***** Material *****

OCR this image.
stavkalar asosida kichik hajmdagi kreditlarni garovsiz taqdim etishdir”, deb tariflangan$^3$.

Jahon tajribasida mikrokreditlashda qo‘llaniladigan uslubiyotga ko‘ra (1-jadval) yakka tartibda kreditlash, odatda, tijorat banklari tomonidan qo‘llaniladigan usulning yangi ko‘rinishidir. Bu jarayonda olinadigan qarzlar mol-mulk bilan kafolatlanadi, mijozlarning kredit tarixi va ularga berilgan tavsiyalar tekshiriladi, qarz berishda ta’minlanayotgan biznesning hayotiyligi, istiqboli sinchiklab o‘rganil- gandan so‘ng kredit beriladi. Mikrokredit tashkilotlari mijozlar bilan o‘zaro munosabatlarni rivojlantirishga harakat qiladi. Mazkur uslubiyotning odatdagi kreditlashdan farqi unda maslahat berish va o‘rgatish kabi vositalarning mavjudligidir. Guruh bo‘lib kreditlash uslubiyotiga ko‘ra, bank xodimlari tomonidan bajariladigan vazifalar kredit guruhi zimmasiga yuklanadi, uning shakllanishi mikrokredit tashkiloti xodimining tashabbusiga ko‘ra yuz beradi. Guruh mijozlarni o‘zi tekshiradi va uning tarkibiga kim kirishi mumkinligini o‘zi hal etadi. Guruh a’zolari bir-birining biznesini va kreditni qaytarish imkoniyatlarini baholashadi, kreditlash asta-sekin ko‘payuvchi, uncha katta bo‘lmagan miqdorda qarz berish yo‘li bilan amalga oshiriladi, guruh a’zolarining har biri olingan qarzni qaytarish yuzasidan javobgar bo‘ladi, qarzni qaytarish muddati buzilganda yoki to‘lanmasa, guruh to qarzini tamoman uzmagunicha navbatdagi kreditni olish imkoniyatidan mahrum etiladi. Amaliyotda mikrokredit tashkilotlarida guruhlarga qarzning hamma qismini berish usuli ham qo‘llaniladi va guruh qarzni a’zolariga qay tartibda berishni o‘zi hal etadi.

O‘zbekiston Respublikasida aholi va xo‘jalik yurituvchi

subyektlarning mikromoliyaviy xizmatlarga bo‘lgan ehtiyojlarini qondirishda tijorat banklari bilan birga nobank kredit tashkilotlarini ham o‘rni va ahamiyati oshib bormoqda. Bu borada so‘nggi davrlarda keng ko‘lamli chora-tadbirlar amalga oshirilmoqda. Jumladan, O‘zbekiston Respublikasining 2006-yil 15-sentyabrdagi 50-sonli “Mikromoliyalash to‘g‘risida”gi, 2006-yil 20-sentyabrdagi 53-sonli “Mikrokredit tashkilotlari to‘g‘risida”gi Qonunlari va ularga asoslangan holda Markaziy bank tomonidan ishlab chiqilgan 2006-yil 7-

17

*****

**Exercise instructions**
Locate all lines that include the word "zbekiston" and copy them out.

**Full answer**
O‘zbekiston Respublikasida aholi va xo‘jalik yurituvchi
subyektlarning mikromoliyaviy xizmatlarga bo‘lgan ehtiyojlarini qondirishda tijorat banklari bilan birga nobank kredit tashkilotlarini ham o‘rni va ahamiyati oshib bormoqda. Bu borada so‘nggi davrlarda keng ko‘lamli chora-tadbirlar amalga oshirilmoqda. Jumladan, O‘zbekiston Respublikasining 2006-yil 15-sentyabrdagi 50-sonli “Mikromoliyalash to‘g‘risida”gi, 2006-yil 20-sentyabrdagi 53-sonli “Mikrokredit tashkilotlari to‘g‘risida”gi Qonunlari va ularga asoslangan holda Markaziy bank tomonidan ishlab chiqilgan 2006-yil 7-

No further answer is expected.